*WHAT YOU WILL DO:* Print every entry, word for word, and skip the images.

______________________________

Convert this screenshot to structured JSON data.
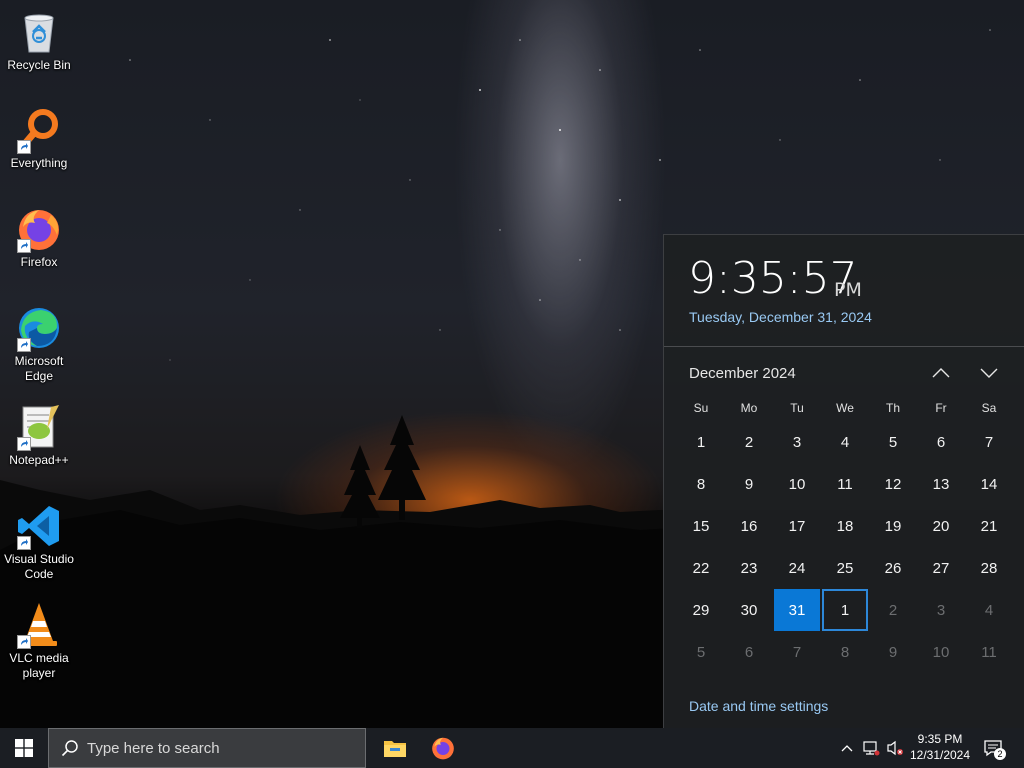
{
  "desktop": {
    "icons": [
      {
        "label": "Recycle Bin",
        "icon": "recycle-bin-icon"
      },
      {
        "label": "Everything",
        "icon": "everything-search-icon"
      },
      {
        "label": "Firefox",
        "icon": "firefox-icon"
      },
      {
        "label": "Microsoft Edge",
        "icon": "edge-icon"
      },
      {
        "label": "Notepad++",
        "icon": "notepad-plus-plus-icon"
      },
      {
        "label": "Visual Studio Code",
        "icon": "vscode-icon"
      },
      {
        "label": "VLC media player",
        "icon": "vlc-icon"
      }
    ]
  },
  "calendar": {
    "time": "9:35:57",
    "ampm": "PM",
    "long_date": "Tuesday, December 31, 2024",
    "month_label": "December 2024",
    "days_of_week": [
      "Su",
      "Mo",
      "Tu",
      "We",
      "Th",
      "Fr",
      "Sa"
    ],
    "weeks": [
      [
        "1",
        "2",
        "3",
        "4",
        "5",
        "6",
        "7"
      ],
      [
        "8",
        "9",
        "10",
        "11",
        "12",
        "13",
        "14"
      ],
      [
        "15",
        "16",
        "17",
        "18",
        "19",
        "20",
        "21"
      ],
      [
        "22",
        "23",
        "24",
        "25",
        "26",
        "27",
        "28"
      ],
      [
        "29",
        "30",
        "31",
        "1",
        "2",
        "3",
        "4"
      ],
      [
        "5",
        "6",
        "7",
        "8",
        "9",
        "10",
        "11"
      ]
    ],
    "today": "31",
    "settings_link": "Date and time settings",
    "accent_color": "#0a78d6",
    "link_color": "#99c9f3"
  },
  "taskbar": {
    "search_placeholder": "Type here to search",
    "pinned": [
      "file-explorer-icon",
      "firefox-icon"
    ],
    "tray": {
      "time": "9:35 PM",
      "date": "12/31/2024",
      "notification_count": "2"
    }
  }
}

______________________________

*FINAL ANSWER:*
Convert this screenshot to structured JSON data.
{
  "desktop": {
    "icons": [
      {
        "label": "Recycle Bin",
        "icon": "recycle-bin-icon"
      },
      {
        "label": "Everything",
        "icon": "everything-search-icon"
      },
      {
        "label": "Firefox",
        "icon": "firefox-icon"
      },
      {
        "label": "Microsoft Edge",
        "icon": "edge-icon"
      },
      {
        "label": "Notepad++",
        "icon": "notepad-plus-plus-icon"
      },
      {
        "label": "Visual Studio Code",
        "icon": "vscode-icon"
      },
      {
        "label": "VLC media player",
        "icon": "vlc-icon"
      }
    ]
  },
  "calendar": {
    "time": "9:35:57",
    "ampm": "PM",
    "long_date": "Tuesday, December 31, 2024",
    "month_label": "December 2024",
    "days_of_week": [
      "Su",
      "Mo",
      "Tu",
      "We",
      "Th",
      "Fr",
      "Sa"
    ],
    "weeks": [
      [
        "1",
        "2",
        "3",
        "4",
        "5",
        "6",
        "7"
      ],
      [
        "8",
        "9",
        "10",
        "11",
        "12",
        "13",
        "14"
      ],
      [
        "15",
        "16",
        "17",
        "18",
        "19",
        "20",
        "21"
      ],
      [
        "22",
        "23",
        "24",
        "25",
        "26",
        "27",
        "28"
      ],
      [
        "29",
        "30",
        "31",
        "1",
        "2",
        "3",
        "4"
      ],
      [
        "5",
        "6",
        "7",
        "8",
        "9",
        "10",
        "11"
      ]
    ],
    "today": "31",
    "settings_link": "Date and time settings",
    "accent_color": "#0a78d6",
    "link_color": "#99c9f3"
  },
  "taskbar": {
    "search_placeholder": "Type here to search",
    "pinned": [
      "file-explorer-icon",
      "firefox-icon"
    ],
    "tray": {
      "time": "9:35 PM",
      "date": "12/31/2024",
      "notification_count": "2"
    }
  }
}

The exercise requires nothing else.